___ Stored rows ___

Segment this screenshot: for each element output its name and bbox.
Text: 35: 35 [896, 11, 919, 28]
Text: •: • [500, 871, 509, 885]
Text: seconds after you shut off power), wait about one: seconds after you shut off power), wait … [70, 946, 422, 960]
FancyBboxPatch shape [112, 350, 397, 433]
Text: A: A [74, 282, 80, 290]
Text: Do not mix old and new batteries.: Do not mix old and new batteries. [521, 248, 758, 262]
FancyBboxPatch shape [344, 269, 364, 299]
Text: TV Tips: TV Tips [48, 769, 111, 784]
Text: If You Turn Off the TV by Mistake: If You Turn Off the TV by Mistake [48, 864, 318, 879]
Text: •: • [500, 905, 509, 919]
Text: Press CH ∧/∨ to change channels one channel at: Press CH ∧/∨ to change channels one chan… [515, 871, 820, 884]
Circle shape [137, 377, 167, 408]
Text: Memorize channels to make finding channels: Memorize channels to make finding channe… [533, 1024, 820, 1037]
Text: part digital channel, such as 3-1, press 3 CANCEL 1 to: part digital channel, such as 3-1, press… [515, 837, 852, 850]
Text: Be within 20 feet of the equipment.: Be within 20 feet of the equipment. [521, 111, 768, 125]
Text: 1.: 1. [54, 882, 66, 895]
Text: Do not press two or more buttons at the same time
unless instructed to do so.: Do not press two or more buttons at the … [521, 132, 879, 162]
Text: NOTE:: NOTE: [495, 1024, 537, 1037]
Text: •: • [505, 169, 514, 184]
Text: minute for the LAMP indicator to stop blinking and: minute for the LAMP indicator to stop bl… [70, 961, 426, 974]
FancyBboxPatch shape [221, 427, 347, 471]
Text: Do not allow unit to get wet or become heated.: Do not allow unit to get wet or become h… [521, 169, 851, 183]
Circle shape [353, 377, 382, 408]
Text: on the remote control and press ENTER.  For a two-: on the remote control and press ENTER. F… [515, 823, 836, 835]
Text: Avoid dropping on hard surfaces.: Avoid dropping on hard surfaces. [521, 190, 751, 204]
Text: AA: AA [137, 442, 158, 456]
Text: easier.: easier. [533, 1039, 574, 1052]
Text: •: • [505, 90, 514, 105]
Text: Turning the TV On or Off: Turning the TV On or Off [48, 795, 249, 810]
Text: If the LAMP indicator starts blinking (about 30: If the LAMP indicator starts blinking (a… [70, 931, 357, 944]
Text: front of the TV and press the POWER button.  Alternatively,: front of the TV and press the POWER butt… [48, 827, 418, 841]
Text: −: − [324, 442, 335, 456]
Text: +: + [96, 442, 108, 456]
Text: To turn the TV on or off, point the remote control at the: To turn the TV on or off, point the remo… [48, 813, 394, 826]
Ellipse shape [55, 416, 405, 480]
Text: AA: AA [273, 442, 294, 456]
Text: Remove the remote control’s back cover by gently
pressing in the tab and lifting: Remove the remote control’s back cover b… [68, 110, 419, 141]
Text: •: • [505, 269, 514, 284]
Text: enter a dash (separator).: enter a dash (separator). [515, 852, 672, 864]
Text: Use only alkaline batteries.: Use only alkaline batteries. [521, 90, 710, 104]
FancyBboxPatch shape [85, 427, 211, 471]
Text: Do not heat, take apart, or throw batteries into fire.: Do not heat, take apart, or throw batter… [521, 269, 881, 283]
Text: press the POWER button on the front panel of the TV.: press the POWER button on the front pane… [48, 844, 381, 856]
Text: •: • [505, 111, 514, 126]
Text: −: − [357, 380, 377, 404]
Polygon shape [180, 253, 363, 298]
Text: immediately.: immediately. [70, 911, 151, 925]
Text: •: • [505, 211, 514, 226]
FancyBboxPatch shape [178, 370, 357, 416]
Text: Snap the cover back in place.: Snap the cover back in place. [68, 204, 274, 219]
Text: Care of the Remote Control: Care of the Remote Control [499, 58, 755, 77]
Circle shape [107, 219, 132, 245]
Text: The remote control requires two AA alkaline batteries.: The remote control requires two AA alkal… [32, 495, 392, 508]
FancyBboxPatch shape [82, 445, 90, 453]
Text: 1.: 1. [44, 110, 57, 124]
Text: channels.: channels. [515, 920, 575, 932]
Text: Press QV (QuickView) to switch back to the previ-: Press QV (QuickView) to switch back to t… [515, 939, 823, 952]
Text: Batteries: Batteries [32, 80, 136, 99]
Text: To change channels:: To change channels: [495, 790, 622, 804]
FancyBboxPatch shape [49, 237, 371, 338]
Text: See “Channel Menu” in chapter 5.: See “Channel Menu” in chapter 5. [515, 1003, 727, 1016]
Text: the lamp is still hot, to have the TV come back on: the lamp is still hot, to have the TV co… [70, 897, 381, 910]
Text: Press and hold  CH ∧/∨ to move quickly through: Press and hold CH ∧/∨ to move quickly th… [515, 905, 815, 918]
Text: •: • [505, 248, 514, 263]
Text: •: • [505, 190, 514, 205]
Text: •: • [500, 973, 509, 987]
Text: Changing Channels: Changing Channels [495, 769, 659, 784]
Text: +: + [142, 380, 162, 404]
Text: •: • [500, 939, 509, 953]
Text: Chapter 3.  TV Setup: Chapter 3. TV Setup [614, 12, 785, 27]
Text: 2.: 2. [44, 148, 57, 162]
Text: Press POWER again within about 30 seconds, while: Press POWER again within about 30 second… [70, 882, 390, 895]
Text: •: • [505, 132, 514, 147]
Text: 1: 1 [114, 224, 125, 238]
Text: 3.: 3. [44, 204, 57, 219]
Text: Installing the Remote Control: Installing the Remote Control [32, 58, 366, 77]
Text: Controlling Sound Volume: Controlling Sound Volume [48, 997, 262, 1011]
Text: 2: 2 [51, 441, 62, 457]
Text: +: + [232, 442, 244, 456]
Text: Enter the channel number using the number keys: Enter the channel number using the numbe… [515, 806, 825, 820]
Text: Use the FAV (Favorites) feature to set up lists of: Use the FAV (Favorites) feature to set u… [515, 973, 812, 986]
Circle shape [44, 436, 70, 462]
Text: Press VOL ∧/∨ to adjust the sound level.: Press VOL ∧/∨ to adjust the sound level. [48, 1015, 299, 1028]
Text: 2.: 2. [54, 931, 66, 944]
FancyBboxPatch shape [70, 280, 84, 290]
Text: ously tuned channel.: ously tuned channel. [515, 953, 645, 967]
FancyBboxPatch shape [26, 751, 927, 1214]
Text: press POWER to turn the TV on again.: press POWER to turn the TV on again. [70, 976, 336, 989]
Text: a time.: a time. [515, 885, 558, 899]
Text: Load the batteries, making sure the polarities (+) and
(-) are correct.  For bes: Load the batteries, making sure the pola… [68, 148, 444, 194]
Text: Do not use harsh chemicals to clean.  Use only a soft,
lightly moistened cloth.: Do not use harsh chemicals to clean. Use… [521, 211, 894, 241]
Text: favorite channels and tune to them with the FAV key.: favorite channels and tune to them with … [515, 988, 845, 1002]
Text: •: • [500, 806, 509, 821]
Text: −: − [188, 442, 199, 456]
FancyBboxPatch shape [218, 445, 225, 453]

___

Reproduce verbatim everything from the first line of the entries down to the line containing "Text: part digital", including that line.

**Answer to this task:**
Segment this screenshot: for each element output its name and bbox.
Text: 35: 35 [896, 11, 919, 28]
Text: •: • [500, 871, 509, 885]
Text: seconds after you shut off power), wait about one: seconds after you shut off power), wait … [70, 946, 422, 960]
FancyBboxPatch shape [112, 350, 397, 433]
Text: A: A [74, 282, 80, 290]
Text: Do not mix old and new batteries.: Do not mix old and new batteries. [521, 248, 758, 262]
FancyBboxPatch shape [344, 269, 364, 299]
Text: TV Tips: TV Tips [48, 769, 111, 784]
Text: If You Turn Off the TV by Mistake: If You Turn Off the TV by Mistake [48, 864, 318, 879]
Text: •: • [500, 905, 509, 919]
Text: Press CH ∧/∨ to change channels one channel at: Press CH ∧/∨ to change channels one chan… [515, 871, 820, 884]
Circle shape [137, 377, 167, 408]
Text: Memorize channels to make finding channels: Memorize channels to make finding channe… [533, 1024, 820, 1037]
Text: part digital channel, such as 3-1, press 3 CANCEL 1 to: part digital channel, such as 3-1, press… [515, 837, 852, 850]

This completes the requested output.